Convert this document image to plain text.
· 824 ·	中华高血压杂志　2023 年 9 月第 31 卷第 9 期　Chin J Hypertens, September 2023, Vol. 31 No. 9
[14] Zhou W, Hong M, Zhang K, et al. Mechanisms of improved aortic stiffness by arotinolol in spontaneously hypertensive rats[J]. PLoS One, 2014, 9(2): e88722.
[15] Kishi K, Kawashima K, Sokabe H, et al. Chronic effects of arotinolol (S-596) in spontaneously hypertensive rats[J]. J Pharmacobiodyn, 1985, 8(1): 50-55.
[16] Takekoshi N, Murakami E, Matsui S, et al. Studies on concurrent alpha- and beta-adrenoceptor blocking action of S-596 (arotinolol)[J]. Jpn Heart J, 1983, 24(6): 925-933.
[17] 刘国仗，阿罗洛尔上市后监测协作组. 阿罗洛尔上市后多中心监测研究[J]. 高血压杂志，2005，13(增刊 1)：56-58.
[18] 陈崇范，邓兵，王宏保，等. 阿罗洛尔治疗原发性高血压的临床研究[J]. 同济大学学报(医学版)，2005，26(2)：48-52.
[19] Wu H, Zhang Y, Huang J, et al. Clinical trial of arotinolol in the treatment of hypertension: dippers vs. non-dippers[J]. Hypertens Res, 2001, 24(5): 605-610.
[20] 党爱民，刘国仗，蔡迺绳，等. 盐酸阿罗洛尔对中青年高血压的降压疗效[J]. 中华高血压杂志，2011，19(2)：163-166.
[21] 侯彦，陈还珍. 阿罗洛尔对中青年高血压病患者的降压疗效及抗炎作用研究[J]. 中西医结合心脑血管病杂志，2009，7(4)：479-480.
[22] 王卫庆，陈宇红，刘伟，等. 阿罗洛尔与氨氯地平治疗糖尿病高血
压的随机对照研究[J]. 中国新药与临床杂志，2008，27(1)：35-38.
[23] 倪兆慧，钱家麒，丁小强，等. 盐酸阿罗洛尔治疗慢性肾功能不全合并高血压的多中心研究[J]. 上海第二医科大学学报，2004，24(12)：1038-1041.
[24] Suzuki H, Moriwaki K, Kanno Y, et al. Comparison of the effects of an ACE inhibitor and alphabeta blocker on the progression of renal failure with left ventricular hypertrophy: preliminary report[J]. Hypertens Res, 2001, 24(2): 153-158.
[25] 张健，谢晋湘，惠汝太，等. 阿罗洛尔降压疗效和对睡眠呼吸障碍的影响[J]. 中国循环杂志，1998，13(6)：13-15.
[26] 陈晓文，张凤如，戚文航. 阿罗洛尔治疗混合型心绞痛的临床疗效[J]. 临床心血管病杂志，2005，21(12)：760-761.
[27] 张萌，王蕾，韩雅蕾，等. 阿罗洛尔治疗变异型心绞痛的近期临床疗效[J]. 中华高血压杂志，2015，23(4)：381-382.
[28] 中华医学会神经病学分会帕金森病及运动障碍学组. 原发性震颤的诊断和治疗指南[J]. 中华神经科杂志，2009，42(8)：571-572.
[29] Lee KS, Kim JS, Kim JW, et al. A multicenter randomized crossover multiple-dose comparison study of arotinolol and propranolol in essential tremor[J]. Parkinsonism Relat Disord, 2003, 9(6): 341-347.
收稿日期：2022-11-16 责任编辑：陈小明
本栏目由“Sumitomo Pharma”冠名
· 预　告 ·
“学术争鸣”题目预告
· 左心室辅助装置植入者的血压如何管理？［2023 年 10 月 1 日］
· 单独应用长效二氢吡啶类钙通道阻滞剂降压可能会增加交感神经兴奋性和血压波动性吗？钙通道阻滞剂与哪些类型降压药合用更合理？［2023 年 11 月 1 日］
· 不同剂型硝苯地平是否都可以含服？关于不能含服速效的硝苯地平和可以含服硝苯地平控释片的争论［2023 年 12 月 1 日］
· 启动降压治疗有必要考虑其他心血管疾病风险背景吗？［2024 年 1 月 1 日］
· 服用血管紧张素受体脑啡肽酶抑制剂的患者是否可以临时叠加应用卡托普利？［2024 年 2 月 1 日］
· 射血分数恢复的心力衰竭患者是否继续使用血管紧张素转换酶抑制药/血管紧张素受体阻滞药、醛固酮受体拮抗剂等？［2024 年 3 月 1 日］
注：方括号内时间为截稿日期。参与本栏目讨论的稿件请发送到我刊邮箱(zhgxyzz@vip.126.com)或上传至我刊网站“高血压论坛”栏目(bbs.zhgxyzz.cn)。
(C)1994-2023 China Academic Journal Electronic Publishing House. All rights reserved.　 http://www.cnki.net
* * *
Exercise task> Gather, from the listing above, every line carrying the word "中华高血压杂志".

Exercise response>
· 824 ·	中华高血压杂志　2023 年 9 月第 31 卷第 9 期　Chin J Hypertens, September 2023, Vol. 31 No. 9
[20] 党爱民，刘国仗，蔡迺绳，等. 盐酸阿罗洛尔对中青年高血压的降压疗效[J]. 中华高血压杂志，2011，19(2)：163-166.
[27] 张萌，王蕾，韩雅蕾，等. 阿罗洛尔治疗变异型心绞痛的近期临床疗效[J]. 中华高血压杂志，2015，23(4)：381-382.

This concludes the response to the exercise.